:: Work required ::
Take the entries below and reproduce them word for word.

## BEGIN Given entries

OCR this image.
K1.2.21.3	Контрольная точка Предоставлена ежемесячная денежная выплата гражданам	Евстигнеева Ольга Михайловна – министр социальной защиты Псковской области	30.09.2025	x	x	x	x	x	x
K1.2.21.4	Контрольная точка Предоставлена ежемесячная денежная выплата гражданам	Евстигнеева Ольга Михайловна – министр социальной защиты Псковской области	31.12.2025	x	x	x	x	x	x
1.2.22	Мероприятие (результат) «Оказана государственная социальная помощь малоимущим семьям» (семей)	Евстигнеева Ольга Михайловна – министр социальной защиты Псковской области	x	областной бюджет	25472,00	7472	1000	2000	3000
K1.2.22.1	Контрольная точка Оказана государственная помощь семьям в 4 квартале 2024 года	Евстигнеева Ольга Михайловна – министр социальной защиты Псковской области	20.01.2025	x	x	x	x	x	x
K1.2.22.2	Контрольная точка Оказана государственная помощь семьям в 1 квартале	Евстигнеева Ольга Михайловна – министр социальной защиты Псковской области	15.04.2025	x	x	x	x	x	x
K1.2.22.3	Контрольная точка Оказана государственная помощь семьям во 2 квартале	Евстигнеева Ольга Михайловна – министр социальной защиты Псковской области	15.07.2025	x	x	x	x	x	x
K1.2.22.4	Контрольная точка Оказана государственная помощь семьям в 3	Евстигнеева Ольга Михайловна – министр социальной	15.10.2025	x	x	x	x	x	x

## END Given entries

:: Problem solution ::
OCR this image.
K1.2.21.3	Контрольная точка Предоставлена ежемесячная денежная выплата гражданам	Евстигнеева Ольга Михайловна – министр социальной защиты Псковской области	30.09.2025	x	x	x	x	x	x
K1.2.21.4	Контрольная точка Предоставлена ежемесячная денежная выплата гражданам	Евстигнеева Ольга Михайловна – министр социальной защиты Псковской области	31.12.2025	x	x	x	x	x	x
1.2.22	Мероприятие (результат) «Оказана государственная социальная помощь малоимущим семьям» (семей)	Евстигнеева Ольга Михайловна – министр социальной защиты Псковской области	x	областной бюджет	25472,00	7472	1000	2000	3000
K1.2.22.1	Контрольная точка Оказана государственная помощь семьям в 4 квартале 2024 года	Евстигнеева Ольга Михайловна – министр социальной защиты Псковской области	20.01.2025	x	x	x	x	x	x
K1.2.22.2	Контрольная точка Оказана государственная помощь семьям в 1 квартале	Евстигнеева Ольга Михайловна – министр социальной защиты Псковской области	15.04.2025	x	x	x	x	x	x
K1.2.22.3	Контрольная точка Оказана государственная помощь семьям во 2 квартале	Евстигнеева Ольга Михайловна – министр социальной защиты Псковской области	15.07.2025	x	x	x	x	x	x
K1.2.22.4	Контрольная точка Оказана государственная помощь семьям в 3	Евстигнеева Ольга Михайловна – министр социальной	15.10.2025	x	x	x	x	x	x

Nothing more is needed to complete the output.